• [Exercise directions]:
Can you copy the listing word for word, from its first line up to and including the line with "top-dim-2: R3 [155, 500, 163, 507]"?

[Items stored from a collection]
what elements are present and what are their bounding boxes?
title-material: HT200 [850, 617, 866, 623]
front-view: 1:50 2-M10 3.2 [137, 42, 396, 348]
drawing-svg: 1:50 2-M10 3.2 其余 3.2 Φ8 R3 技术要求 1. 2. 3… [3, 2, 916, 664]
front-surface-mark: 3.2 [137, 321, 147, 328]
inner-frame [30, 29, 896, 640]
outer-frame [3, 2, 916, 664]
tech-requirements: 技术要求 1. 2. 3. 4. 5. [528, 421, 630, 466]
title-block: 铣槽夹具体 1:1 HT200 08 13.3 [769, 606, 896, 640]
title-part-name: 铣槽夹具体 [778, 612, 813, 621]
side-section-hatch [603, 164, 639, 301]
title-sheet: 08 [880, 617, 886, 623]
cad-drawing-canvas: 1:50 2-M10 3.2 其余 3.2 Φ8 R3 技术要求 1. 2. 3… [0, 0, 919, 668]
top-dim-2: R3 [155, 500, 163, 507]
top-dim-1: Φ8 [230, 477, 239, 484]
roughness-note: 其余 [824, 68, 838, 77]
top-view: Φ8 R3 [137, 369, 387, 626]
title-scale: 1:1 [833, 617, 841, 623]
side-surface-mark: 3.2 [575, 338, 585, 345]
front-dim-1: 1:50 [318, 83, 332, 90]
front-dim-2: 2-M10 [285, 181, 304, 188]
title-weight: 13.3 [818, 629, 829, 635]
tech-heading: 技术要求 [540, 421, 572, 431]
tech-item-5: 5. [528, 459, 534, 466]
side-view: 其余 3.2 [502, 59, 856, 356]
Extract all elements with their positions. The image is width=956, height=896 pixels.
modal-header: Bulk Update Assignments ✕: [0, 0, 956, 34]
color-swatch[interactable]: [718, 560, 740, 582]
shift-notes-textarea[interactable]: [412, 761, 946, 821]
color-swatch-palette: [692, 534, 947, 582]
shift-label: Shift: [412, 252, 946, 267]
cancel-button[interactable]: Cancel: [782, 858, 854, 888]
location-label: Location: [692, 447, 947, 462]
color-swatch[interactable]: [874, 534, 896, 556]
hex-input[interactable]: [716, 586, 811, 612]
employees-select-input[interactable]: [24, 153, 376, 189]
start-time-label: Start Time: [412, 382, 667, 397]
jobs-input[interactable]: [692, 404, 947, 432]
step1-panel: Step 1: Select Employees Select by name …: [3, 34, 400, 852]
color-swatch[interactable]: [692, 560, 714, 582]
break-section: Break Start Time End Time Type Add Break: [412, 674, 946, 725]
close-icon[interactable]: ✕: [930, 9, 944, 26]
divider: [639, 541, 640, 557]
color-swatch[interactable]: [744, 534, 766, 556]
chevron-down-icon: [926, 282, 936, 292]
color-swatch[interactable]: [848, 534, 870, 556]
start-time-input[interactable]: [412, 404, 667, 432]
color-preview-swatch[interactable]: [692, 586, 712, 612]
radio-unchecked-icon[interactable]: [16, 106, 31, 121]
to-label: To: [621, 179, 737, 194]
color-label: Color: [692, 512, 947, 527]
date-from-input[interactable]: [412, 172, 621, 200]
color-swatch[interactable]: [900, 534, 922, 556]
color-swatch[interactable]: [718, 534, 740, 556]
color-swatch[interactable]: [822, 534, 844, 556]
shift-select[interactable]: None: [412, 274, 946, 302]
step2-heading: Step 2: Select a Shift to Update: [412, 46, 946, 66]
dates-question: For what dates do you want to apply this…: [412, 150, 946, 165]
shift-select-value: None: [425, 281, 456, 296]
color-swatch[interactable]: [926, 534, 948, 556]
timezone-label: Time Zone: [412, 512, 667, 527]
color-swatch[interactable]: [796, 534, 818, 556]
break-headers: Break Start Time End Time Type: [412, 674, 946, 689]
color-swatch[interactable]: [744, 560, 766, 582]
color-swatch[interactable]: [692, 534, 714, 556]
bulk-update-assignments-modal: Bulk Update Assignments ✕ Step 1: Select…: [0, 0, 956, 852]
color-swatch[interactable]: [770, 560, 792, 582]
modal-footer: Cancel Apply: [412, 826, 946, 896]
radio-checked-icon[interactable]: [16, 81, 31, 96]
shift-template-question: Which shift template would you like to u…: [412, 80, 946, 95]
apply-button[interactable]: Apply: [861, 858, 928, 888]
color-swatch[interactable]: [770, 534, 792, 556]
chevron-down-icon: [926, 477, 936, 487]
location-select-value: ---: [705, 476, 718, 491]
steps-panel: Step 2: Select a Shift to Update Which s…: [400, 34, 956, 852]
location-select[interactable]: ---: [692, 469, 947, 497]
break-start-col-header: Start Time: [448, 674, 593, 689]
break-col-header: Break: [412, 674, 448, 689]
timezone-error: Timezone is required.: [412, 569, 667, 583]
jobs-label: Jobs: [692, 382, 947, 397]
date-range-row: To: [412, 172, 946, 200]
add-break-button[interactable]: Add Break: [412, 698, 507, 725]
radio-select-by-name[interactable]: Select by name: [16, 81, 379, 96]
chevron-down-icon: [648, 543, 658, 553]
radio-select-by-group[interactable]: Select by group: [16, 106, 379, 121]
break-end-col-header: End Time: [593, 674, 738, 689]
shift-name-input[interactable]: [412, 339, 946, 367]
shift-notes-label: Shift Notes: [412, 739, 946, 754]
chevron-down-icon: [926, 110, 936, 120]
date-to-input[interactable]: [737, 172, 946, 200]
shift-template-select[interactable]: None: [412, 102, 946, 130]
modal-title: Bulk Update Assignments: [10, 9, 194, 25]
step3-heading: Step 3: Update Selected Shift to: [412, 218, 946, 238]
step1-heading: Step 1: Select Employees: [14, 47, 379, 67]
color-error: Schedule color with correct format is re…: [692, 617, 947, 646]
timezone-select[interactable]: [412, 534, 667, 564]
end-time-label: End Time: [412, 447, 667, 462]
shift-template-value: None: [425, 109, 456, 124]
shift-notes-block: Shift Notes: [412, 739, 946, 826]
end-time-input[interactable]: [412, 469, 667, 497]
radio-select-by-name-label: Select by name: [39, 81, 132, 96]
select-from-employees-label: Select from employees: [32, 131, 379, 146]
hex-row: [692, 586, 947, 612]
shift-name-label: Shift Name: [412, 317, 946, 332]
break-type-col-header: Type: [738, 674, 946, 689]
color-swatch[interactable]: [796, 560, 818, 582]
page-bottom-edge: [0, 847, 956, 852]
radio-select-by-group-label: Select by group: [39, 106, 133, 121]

• [Response below]:
what elements are present and what are their bounding boxes?
title-material: HT200 [850, 617, 866, 623]
front-view: 1:50 2-M10 3.2 [137, 42, 396, 348]
drawing-svg: 1:50 2-M10 3.2 其余 3.2 Φ8 R3 技术要求 1. 2. 3… [3, 2, 916, 664]
front-surface-mark: 3.2 [137, 321, 147, 328]
inner-frame [30, 29, 896, 640]
outer-frame [3, 2, 916, 664]
tech-requirements: 技术要求 1. 2. 3. 4. 5. [528, 421, 630, 466]
title-block: 铣槽夹具体 1:1 HT200 08 13.3 [769, 606, 896, 640]
title-part-name: 铣槽夹具体 [778, 612, 813, 621]
side-section-hatch [603, 164, 639, 301]
title-sheet: 08 [880, 617, 886, 623]
cad-drawing-canvas: 1:50 2-M10 3.2 其余 3.2 Φ8 R3 技术要求 1. 2. 3… [0, 0, 919, 668]
top-dim-2: R3 [155, 500, 163, 507]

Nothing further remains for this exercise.